- **What you need to do**
Below are records; count the lines in them that hold "name" and give only the count.

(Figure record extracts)

※ ※ ※

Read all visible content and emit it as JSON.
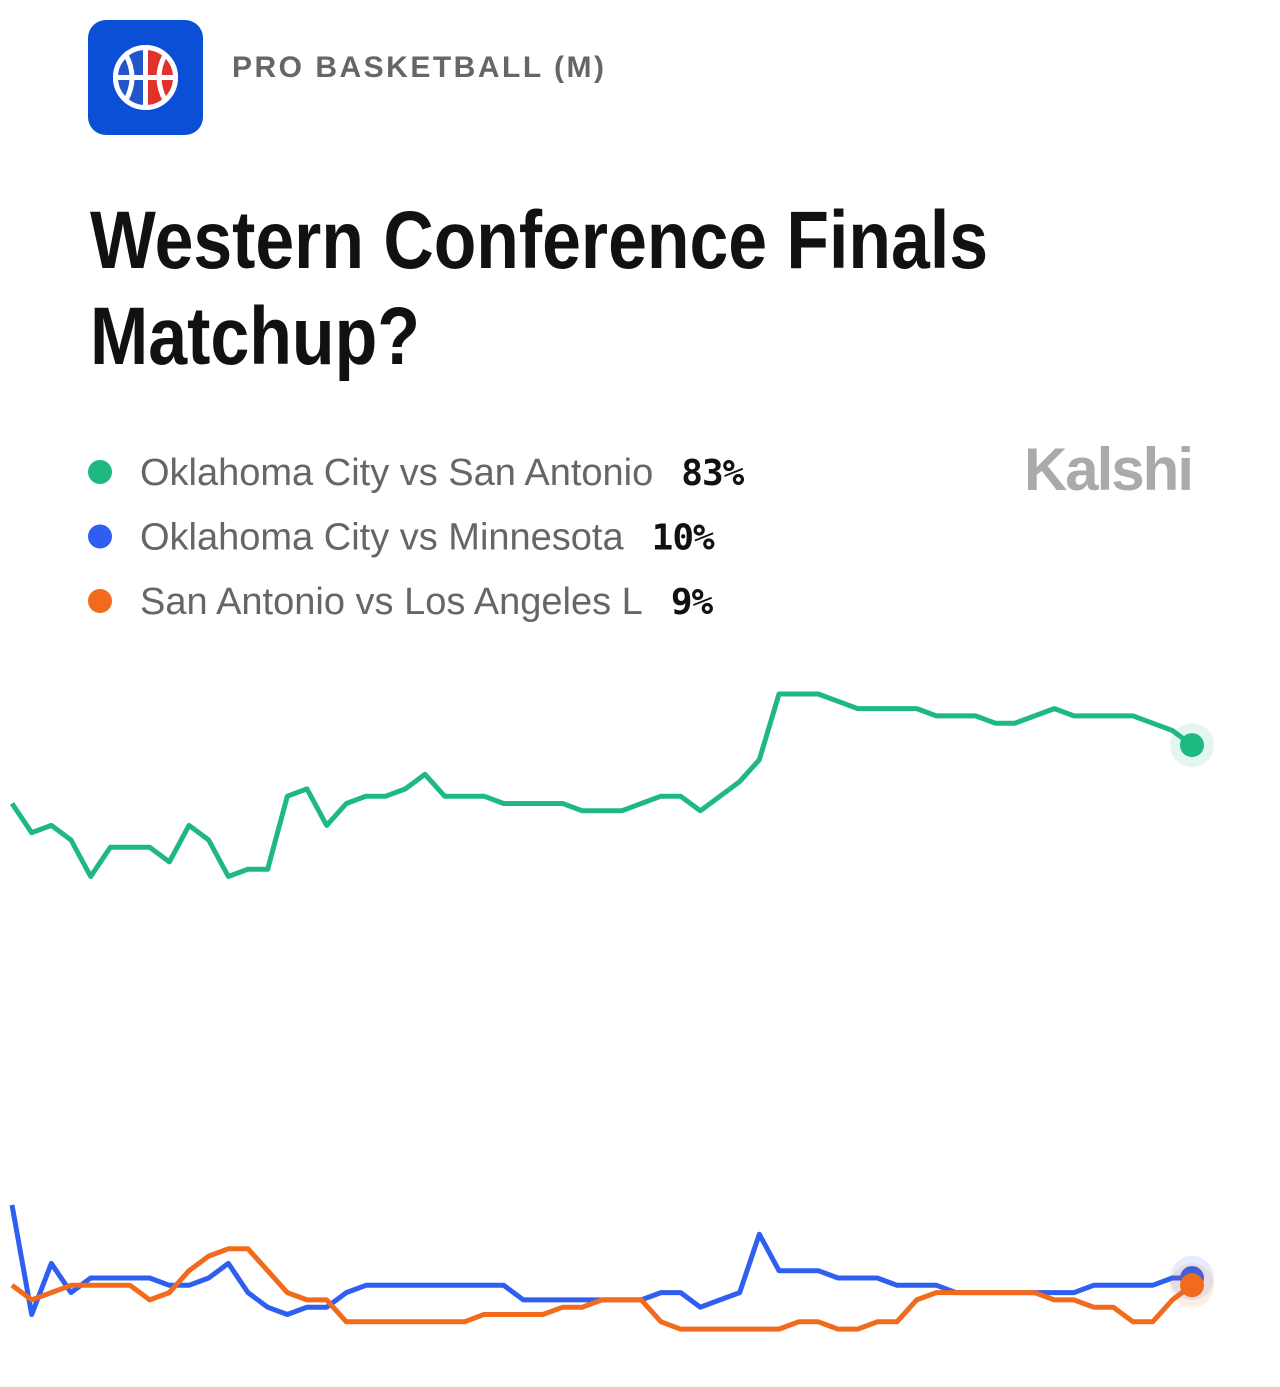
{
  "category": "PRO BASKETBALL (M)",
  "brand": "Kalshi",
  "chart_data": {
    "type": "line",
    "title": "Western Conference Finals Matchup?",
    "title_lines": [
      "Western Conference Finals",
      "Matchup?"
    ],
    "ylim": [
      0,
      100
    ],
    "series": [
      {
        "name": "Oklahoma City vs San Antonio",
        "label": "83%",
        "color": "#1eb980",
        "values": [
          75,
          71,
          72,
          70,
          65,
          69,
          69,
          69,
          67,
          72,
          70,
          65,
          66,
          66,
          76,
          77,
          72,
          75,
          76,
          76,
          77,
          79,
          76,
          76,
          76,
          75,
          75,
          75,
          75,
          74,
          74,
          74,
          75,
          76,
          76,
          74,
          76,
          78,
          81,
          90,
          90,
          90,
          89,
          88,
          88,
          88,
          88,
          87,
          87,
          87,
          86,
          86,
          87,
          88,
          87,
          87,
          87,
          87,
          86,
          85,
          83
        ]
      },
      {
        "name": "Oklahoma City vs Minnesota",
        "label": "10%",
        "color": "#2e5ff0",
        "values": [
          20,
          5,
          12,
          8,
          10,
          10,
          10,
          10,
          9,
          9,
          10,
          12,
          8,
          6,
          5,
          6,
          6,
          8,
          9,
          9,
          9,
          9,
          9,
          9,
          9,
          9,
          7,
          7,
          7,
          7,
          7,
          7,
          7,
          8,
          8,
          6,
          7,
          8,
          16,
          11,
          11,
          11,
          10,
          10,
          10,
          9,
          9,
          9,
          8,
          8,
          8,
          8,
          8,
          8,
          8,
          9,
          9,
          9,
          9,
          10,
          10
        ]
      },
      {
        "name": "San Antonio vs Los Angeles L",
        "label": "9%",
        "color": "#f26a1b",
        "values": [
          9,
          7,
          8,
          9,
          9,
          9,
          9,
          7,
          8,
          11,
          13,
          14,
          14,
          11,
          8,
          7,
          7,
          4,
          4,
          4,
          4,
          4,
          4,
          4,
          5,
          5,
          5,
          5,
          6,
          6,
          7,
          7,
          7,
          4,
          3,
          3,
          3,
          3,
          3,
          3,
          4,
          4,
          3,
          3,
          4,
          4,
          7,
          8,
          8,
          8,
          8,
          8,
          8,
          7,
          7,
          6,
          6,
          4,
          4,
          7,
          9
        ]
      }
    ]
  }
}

※ ※ ※

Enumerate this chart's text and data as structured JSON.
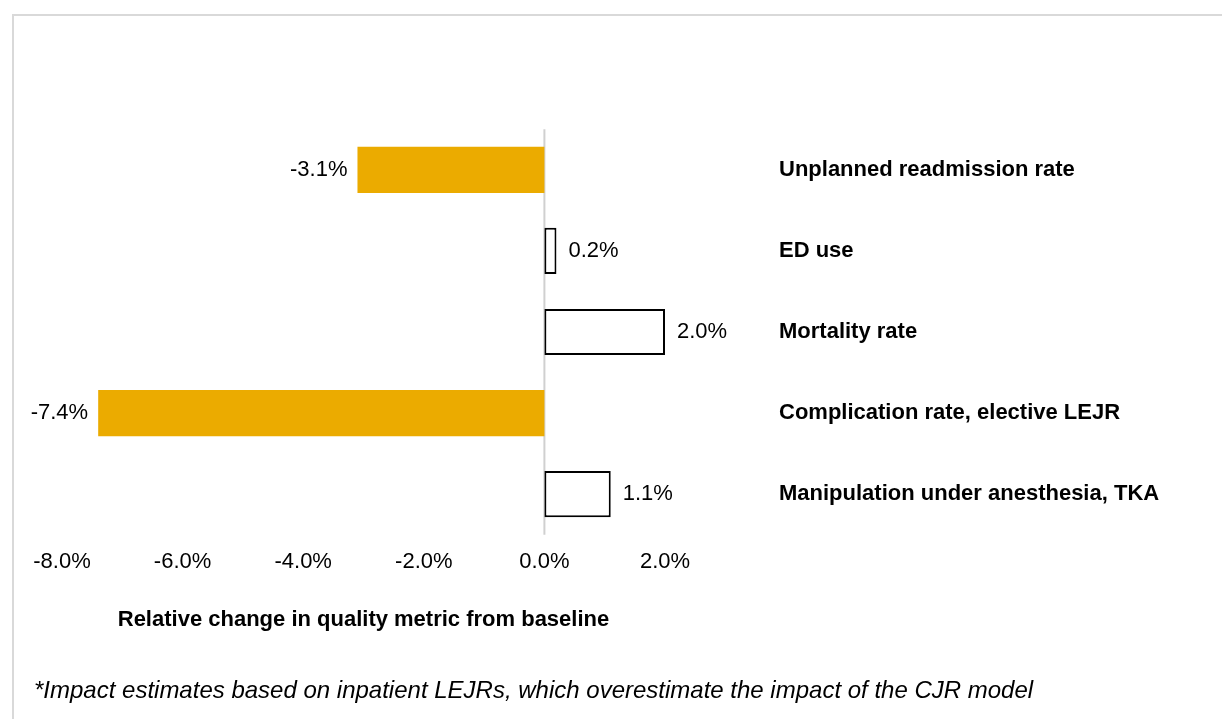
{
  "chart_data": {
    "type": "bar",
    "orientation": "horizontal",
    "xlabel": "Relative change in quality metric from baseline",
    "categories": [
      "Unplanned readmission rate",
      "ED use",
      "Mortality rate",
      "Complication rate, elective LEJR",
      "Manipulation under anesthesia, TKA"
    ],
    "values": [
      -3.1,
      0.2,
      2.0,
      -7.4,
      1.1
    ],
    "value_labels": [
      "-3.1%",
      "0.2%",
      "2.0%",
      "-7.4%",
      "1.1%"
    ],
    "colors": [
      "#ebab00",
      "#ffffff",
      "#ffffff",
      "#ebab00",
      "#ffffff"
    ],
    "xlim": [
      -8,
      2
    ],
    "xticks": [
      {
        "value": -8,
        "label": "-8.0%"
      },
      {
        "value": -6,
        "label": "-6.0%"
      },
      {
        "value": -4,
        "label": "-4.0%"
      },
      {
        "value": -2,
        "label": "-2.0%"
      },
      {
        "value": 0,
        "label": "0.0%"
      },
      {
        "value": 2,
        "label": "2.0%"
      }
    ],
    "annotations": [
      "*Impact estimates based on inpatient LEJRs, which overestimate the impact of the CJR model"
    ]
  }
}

※ ※ ※

- **Correct result**
3